Scan the entries below for the word "ylabel". Copy out every line in which it occurs.

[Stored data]
----

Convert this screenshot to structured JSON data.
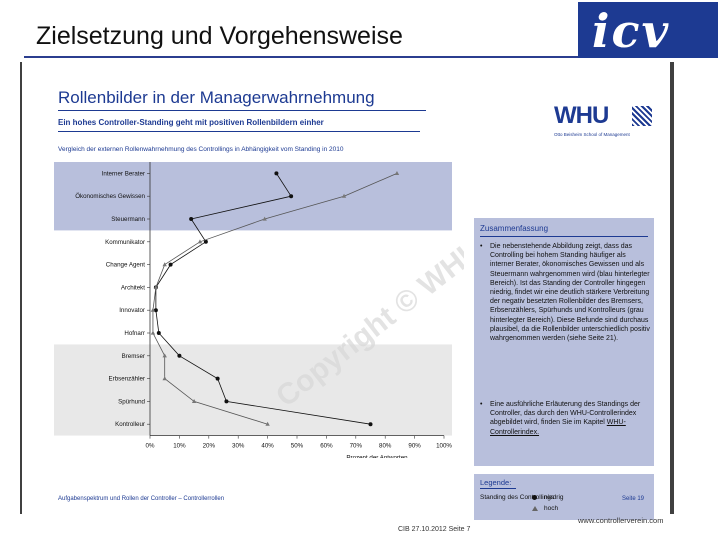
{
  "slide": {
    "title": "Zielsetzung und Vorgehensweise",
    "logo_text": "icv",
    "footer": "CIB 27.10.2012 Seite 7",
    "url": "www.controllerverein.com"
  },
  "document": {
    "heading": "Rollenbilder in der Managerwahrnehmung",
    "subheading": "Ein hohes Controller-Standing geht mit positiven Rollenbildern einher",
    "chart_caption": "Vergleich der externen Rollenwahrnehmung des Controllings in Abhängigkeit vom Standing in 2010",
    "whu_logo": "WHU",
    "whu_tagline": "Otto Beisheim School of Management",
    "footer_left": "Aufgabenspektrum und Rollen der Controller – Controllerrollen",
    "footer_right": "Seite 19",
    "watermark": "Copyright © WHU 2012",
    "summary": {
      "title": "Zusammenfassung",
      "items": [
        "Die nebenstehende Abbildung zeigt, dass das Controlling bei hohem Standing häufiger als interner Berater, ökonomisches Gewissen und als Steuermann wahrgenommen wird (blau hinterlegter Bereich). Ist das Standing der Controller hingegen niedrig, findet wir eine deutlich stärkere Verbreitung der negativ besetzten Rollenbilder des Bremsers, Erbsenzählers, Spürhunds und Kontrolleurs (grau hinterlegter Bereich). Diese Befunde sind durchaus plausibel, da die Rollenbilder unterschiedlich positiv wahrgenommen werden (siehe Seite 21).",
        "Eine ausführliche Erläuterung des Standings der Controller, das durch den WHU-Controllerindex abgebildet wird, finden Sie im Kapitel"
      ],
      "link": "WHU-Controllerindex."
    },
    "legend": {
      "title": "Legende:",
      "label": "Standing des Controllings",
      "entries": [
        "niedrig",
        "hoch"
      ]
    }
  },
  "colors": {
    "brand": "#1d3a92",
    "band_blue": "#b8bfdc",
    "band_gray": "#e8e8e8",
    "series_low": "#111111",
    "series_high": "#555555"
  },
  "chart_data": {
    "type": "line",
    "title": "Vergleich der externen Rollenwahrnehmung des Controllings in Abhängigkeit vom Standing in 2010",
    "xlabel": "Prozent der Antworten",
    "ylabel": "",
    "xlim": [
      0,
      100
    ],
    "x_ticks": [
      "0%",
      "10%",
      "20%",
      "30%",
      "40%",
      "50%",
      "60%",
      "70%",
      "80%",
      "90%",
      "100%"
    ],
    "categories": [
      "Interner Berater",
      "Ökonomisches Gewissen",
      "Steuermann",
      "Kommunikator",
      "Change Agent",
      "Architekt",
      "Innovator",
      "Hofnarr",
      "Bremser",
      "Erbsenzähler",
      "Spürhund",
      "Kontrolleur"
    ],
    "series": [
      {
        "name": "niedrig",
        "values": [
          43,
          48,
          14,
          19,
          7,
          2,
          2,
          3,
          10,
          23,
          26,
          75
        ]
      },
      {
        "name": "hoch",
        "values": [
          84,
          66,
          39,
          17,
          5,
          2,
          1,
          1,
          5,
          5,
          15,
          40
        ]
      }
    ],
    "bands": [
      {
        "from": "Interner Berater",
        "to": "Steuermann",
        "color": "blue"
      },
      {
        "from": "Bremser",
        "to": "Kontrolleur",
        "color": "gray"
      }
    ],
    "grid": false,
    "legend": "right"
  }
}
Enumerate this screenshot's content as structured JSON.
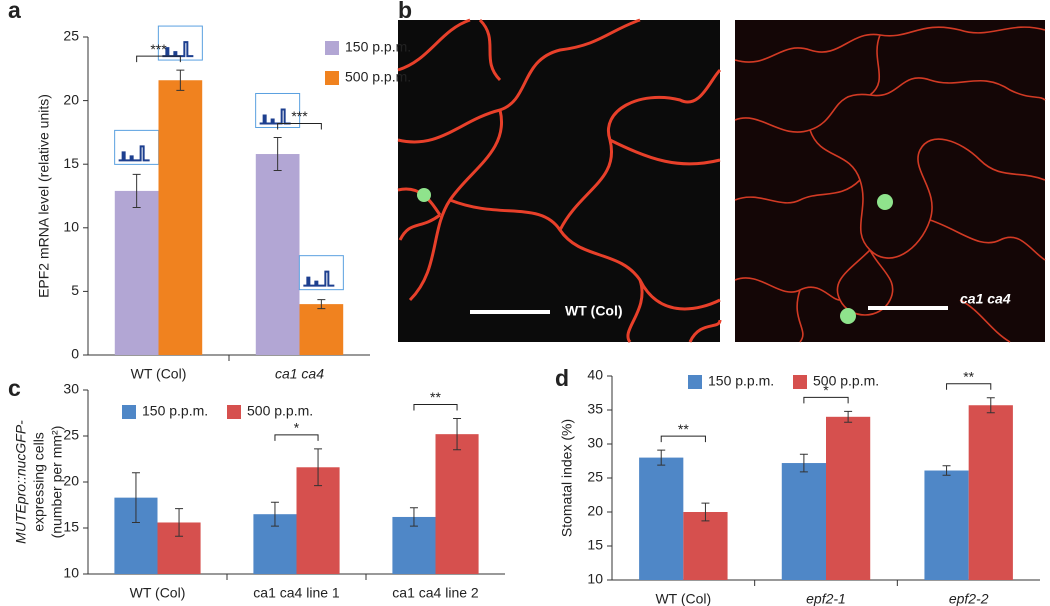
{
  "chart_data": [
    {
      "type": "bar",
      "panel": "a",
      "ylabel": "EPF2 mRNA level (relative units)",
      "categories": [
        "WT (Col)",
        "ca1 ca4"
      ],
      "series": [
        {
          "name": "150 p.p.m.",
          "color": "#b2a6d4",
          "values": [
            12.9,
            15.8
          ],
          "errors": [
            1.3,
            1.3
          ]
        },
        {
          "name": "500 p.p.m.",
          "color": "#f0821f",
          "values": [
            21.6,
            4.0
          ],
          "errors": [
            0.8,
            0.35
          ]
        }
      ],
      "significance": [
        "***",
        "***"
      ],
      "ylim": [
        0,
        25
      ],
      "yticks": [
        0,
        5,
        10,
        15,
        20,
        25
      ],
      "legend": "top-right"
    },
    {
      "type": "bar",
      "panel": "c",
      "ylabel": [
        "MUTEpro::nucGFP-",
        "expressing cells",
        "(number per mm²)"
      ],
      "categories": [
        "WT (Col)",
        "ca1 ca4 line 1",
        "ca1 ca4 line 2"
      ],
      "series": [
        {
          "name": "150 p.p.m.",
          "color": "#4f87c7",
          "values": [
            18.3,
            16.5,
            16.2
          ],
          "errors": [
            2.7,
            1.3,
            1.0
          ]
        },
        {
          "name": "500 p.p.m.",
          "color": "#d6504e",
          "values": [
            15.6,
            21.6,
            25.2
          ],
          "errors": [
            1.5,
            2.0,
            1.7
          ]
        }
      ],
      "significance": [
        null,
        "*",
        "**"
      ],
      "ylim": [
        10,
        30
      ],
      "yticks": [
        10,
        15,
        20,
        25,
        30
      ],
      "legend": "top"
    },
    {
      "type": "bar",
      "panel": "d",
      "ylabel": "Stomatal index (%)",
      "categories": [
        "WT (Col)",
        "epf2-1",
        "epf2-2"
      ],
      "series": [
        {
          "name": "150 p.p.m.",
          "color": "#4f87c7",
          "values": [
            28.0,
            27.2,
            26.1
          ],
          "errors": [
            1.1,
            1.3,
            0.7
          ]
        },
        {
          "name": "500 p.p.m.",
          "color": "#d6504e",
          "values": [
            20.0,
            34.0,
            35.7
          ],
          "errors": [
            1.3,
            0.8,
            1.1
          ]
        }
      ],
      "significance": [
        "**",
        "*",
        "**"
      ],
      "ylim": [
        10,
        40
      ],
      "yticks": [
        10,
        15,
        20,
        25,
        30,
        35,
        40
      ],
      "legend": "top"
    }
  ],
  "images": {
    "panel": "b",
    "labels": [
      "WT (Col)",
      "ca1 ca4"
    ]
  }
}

----

EXERCISE OUTPUT:
    "ylabel": "",
      "ylabel": "EPF2 mRNA level (relative units)",
      "ylabel": [
      "ylabel": "Stomatal index (%)",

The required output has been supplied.